Description of the task: Locate all lines with the word "aquifers". Copy them.

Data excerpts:
****************

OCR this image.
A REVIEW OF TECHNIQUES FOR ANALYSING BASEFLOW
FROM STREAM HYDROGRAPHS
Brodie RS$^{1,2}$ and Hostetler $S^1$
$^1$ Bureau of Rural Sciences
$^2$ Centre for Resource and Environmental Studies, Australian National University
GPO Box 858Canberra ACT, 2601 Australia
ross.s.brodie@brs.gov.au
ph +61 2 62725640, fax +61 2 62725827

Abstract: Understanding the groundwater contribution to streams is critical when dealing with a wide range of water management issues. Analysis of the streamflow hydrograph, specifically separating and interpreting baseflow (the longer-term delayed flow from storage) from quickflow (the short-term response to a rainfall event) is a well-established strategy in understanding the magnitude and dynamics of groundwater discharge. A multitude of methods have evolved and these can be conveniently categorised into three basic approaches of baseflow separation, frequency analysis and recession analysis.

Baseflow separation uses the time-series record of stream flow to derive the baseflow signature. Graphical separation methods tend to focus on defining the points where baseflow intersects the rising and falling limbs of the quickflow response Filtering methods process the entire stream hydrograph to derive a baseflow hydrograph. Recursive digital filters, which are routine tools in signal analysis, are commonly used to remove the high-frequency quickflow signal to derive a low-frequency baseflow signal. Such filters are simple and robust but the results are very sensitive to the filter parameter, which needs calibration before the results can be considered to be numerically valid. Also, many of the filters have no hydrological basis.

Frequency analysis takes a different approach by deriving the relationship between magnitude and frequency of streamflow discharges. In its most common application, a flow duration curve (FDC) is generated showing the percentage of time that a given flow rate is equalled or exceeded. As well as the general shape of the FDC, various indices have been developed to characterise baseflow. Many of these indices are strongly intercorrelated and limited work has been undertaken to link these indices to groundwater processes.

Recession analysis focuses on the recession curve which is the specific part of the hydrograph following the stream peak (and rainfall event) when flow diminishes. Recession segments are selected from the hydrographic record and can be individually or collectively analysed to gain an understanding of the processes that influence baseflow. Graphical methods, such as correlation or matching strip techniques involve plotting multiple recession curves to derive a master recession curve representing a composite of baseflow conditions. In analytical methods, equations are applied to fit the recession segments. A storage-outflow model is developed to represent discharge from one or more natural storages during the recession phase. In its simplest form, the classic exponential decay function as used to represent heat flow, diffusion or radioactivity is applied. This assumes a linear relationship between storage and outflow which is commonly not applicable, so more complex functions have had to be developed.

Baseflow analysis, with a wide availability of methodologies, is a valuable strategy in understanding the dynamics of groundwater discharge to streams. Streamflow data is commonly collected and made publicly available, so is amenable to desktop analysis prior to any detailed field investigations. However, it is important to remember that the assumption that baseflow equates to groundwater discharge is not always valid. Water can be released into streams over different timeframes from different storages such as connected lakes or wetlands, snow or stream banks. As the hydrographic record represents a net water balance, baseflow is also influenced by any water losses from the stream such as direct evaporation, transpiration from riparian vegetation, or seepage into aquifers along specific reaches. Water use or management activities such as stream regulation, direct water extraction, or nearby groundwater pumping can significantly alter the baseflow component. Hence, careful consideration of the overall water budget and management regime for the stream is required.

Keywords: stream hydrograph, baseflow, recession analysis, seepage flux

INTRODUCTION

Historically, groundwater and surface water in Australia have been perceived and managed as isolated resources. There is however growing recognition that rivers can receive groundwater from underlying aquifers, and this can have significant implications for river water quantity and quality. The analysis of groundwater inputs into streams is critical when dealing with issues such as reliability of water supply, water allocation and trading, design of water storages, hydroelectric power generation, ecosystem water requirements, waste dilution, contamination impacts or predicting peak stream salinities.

****************

Completed exercise:
Baseflow analysis, with a wide availability of methodologies, is a valuable strategy in understanding the dynamics of groundwater discharge to streams. Streamflow data is commonly collected and made publicly available, so is amenable to desktop analysis prior to any detailed field investigations. However, it is important to remember that the assumption that baseflow equates to groundwater discharge is not always valid. Water can be released into streams over different timeframes from different storages such as connected lakes or wetlands, snow or stream banks. As the hydrographic record represents a net water balance, baseflow is also influenced by any water losses from the stream such as direct evaporation, transpiration from riparian vegetation, or seepage into aquifers along specific reaches. Water use or management activities such as stream regulation, direct water extraction, or nearby groundwater pumping can significantly alter the baseflow component. Hence, careful consideration of the overall water budget and management regime for the stream is required.
Historically, groundwater and surface water in Australia have been perceived and managed as isolated resources. There is however growing recognition that rivers can receive groundwater from underlying aquifers, and this can have significant implications for river water quantity and quality. The analysis of groundwater inputs into streams is critical when dealing with issues such as reliability of water supply, water allocation and trading, design of water storages, hydroelectric power generation, ecosystem water requirements, waste dilution, contamination impacts or predicting peak stream salinities.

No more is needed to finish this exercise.